(Figure contents as structured data)
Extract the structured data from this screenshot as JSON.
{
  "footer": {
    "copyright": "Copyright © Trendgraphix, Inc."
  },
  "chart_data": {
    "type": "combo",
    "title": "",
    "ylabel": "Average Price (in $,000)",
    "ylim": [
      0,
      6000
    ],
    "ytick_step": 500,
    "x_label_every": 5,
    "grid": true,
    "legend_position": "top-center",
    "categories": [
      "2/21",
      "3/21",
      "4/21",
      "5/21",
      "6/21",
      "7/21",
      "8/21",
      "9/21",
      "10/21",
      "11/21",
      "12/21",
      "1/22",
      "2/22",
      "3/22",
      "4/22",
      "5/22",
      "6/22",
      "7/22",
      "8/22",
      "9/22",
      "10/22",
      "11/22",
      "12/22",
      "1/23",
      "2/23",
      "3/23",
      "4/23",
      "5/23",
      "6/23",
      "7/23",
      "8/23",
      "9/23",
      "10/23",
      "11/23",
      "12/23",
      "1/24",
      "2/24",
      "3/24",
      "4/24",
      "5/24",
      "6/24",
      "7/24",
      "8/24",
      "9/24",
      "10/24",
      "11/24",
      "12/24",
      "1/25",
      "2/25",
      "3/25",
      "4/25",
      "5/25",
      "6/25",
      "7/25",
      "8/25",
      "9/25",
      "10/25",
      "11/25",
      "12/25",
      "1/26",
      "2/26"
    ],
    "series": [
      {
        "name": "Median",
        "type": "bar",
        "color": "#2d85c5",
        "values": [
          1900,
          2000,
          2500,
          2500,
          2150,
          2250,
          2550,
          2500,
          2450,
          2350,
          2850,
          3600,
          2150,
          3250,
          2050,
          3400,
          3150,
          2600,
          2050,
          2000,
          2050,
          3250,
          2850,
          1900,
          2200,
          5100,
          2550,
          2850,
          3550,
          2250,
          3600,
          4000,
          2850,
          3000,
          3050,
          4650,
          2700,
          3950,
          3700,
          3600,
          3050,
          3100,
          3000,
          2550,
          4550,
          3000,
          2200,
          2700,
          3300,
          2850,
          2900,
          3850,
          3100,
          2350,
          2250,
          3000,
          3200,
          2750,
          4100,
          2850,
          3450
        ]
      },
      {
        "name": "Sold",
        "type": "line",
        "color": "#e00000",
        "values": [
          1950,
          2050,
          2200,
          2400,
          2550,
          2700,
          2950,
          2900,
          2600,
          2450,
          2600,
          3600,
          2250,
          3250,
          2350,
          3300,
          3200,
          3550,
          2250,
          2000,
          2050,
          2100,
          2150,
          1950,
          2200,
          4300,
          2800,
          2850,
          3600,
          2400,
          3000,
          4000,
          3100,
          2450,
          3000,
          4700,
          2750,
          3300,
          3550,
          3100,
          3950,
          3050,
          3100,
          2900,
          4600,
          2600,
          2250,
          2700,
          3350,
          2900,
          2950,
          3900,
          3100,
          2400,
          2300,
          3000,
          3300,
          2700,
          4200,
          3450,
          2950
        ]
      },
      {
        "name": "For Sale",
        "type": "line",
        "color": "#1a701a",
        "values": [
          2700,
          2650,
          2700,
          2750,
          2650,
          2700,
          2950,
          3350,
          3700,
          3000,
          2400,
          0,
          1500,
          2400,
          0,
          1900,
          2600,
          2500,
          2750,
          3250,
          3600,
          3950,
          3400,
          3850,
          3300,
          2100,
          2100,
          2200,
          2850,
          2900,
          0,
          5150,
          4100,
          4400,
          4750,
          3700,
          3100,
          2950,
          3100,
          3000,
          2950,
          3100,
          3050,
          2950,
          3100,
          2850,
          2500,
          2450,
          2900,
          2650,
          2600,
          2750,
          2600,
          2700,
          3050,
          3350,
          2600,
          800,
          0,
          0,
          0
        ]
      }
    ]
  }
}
...
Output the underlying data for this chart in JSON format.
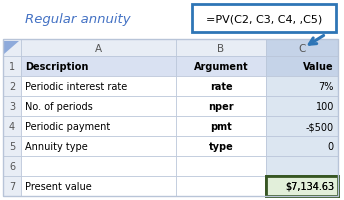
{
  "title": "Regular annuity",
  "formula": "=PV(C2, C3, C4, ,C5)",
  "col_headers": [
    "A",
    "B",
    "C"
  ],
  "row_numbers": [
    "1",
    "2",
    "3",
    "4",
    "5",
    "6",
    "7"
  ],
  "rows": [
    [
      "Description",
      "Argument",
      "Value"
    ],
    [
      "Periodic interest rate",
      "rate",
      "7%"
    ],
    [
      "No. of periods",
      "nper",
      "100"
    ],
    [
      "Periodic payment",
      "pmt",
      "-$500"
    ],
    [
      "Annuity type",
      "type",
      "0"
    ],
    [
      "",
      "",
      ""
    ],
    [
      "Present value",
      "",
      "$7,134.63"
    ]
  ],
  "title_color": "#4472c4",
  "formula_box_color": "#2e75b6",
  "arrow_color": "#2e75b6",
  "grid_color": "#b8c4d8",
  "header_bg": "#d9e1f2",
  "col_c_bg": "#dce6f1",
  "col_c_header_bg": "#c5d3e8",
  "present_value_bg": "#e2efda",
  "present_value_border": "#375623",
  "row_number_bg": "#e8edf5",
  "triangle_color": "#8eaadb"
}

### DIRECTIVE:
Find all lines where the word "this" appears. Copy them.

### PROBLEM SOLUTION:
Extract the structured data from this screenshot as JSON.
Output the underlying data for this chart in JSON format.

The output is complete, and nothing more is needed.